== INFORMATION SHOWN ==
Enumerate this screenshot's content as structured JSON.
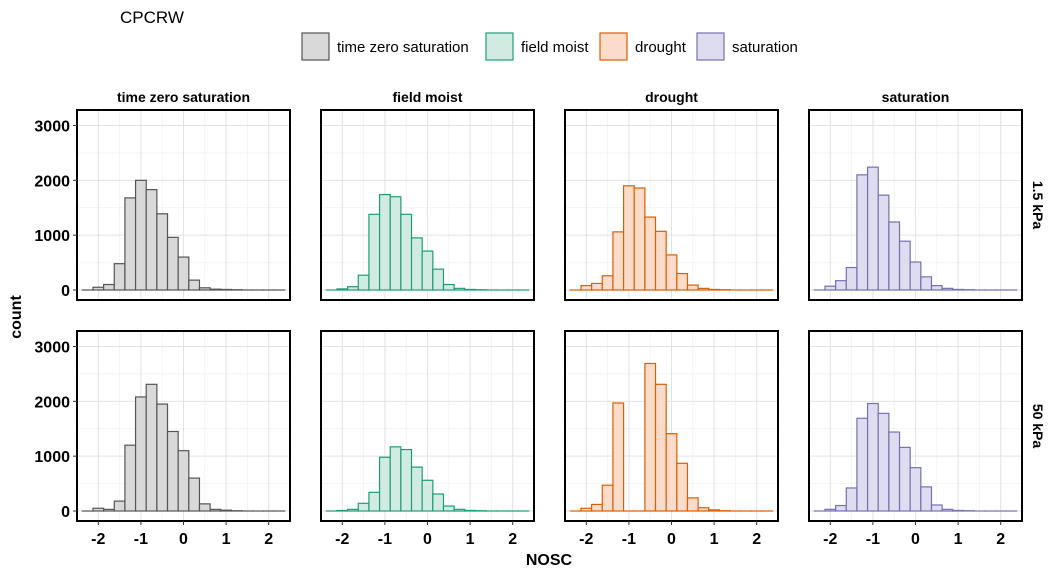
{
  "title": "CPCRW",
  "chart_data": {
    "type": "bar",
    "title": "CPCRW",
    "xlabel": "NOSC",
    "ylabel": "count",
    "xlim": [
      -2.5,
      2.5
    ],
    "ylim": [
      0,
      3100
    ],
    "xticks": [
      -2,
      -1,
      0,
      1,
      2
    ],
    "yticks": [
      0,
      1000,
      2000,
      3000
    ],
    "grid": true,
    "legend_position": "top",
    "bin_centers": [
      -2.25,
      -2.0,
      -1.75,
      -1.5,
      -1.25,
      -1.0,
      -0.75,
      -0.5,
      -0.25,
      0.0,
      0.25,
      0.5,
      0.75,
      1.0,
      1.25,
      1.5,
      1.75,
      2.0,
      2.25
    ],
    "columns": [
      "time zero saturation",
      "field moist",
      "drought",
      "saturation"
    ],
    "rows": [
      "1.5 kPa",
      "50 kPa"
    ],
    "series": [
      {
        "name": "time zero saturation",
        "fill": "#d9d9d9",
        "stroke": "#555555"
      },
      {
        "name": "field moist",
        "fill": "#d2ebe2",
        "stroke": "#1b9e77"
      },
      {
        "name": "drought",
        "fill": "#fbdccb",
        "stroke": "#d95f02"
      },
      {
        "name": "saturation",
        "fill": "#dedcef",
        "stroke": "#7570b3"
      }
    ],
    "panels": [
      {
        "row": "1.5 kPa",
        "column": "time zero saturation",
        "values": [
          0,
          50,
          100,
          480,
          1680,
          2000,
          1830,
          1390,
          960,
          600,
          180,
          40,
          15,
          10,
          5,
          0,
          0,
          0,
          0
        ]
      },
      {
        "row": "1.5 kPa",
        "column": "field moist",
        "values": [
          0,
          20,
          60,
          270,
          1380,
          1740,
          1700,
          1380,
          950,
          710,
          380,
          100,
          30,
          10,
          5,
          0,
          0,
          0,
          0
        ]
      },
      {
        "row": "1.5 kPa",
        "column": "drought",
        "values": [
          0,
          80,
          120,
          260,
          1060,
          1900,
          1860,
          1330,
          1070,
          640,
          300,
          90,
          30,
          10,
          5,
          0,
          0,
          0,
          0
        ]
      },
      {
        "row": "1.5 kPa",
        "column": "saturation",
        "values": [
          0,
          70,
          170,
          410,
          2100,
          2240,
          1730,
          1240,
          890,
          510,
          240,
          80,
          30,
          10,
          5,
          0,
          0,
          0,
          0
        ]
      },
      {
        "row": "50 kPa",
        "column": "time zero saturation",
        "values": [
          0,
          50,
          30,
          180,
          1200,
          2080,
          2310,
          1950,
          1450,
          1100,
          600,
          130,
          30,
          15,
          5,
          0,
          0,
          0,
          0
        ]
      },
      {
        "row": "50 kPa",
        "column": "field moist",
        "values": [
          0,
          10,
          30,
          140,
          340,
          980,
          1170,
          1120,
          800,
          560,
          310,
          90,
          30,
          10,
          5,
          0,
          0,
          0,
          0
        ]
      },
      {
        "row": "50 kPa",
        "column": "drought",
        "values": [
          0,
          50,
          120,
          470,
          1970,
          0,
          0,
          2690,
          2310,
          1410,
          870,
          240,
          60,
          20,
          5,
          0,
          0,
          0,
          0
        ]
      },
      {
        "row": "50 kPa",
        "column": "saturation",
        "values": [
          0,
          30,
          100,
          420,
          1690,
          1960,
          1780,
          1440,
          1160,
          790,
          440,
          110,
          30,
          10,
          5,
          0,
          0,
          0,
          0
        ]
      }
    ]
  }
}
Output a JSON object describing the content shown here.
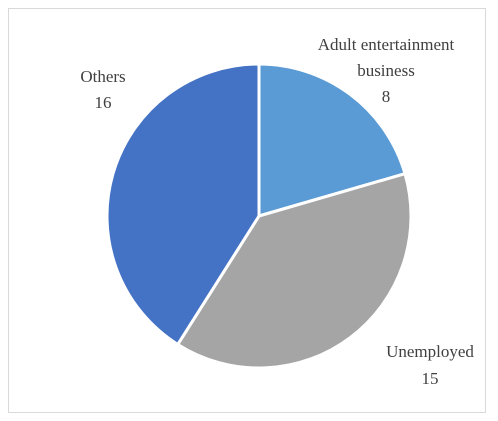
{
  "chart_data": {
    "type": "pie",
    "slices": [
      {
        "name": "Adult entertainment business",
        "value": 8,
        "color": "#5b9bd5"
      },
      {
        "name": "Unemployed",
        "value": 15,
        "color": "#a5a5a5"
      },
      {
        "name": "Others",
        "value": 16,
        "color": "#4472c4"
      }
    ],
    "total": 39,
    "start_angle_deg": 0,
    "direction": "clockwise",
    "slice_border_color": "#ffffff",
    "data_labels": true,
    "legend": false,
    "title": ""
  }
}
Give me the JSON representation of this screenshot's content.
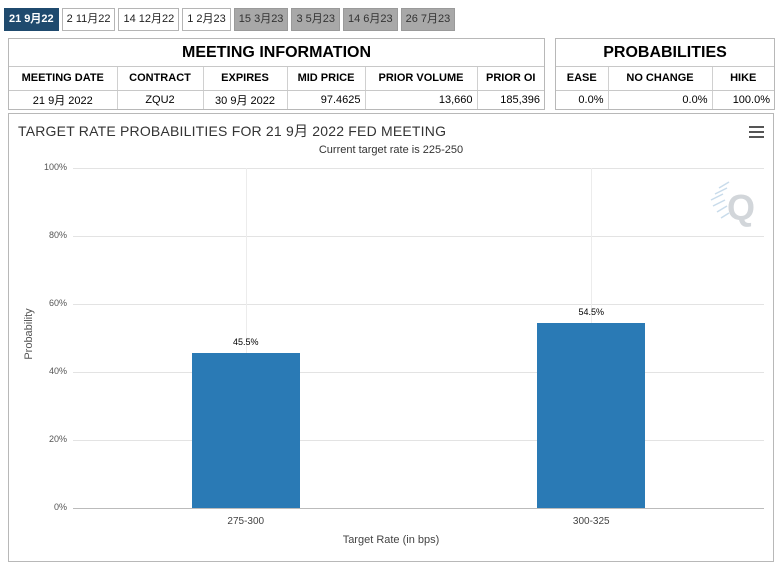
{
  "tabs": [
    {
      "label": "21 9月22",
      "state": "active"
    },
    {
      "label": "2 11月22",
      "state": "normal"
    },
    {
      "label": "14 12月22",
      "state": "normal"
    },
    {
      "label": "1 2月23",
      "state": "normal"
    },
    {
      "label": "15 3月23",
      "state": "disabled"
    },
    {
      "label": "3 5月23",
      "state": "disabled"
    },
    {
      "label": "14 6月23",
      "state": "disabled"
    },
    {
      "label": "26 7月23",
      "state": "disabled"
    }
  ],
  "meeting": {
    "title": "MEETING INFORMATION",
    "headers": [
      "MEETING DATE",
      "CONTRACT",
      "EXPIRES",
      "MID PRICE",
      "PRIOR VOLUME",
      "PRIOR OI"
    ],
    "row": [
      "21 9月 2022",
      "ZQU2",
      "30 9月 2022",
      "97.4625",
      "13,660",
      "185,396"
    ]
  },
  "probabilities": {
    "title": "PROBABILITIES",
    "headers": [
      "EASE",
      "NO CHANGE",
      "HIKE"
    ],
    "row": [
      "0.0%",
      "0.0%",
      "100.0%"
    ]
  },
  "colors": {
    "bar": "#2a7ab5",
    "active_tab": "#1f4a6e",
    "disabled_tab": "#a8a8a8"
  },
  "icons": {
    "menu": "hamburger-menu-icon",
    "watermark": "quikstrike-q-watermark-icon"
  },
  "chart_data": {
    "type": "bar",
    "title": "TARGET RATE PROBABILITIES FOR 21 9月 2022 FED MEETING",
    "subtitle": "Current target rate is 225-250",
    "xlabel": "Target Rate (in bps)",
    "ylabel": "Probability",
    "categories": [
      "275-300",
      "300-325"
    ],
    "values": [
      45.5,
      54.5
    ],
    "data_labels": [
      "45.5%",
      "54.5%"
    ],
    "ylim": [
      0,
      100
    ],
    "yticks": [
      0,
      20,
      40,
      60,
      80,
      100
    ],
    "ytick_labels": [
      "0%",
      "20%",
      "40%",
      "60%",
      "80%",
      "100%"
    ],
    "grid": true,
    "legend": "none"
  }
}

...

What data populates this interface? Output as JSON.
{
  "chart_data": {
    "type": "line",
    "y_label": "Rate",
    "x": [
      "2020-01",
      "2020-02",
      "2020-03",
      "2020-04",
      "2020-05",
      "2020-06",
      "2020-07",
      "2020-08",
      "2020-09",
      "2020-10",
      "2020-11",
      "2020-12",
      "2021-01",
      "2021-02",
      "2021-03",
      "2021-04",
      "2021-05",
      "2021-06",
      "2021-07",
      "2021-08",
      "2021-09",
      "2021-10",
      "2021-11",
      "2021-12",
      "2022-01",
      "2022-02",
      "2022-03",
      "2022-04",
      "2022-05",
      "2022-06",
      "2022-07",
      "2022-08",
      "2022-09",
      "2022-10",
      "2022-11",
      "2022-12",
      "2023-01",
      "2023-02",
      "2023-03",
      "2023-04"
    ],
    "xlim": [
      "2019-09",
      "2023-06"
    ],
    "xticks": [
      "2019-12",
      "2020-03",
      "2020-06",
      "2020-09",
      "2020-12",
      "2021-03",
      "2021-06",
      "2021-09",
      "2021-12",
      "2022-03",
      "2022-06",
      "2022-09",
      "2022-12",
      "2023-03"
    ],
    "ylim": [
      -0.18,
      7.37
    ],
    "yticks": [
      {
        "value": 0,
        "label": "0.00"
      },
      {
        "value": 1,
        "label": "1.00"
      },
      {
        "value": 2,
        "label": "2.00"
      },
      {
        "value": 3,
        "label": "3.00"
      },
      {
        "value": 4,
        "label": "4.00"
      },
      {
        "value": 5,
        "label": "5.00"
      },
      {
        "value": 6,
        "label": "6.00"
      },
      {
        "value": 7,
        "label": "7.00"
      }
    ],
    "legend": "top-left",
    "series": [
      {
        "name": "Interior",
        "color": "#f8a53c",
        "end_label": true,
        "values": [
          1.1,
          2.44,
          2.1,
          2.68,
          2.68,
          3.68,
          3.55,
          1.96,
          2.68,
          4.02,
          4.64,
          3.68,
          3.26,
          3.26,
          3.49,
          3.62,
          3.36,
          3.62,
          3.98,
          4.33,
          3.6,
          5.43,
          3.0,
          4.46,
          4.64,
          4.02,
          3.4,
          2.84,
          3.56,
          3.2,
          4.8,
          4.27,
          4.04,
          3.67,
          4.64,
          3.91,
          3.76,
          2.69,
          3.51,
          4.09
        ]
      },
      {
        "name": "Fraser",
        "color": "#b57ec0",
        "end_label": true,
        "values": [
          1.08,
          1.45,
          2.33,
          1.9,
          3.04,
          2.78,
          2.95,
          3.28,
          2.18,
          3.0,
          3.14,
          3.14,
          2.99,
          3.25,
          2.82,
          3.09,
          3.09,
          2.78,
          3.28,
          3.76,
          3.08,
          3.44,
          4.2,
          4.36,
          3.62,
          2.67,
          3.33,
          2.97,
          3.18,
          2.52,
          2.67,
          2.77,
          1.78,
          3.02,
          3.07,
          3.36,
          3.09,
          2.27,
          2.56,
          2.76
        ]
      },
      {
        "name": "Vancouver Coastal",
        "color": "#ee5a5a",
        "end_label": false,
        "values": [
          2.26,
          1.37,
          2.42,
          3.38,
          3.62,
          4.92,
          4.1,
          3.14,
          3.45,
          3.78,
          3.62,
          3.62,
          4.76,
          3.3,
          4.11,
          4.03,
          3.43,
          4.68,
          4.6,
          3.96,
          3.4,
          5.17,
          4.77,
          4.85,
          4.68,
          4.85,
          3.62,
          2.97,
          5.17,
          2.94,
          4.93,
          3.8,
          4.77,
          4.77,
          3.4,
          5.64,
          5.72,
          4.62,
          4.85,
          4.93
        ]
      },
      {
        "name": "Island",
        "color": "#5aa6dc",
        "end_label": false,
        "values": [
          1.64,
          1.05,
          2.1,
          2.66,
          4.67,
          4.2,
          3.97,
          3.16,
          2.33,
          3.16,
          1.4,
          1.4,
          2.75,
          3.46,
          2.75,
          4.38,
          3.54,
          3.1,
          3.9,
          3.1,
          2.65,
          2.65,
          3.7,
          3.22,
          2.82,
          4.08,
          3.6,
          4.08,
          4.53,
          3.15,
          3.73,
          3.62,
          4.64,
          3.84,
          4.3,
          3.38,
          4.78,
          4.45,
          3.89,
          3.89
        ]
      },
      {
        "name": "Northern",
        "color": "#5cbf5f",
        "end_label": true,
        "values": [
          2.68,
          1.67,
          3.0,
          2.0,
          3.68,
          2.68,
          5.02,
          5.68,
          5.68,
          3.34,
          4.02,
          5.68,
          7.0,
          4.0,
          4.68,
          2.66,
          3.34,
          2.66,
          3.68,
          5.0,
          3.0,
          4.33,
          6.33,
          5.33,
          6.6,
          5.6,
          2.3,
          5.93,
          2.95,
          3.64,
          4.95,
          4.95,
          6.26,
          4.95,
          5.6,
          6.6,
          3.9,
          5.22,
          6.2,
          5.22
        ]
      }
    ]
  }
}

== TASK ==
Which lines hold the word "saturation"? Copy every one of them.

== SOLUTION ==
      "time zero saturation",
      "saturation"
        "name": "time zero saturation",
        "name": "saturation",
        "column": "time zero saturation",
        "column": "saturation",
        "column": "time zero saturation",
        "column": "saturation",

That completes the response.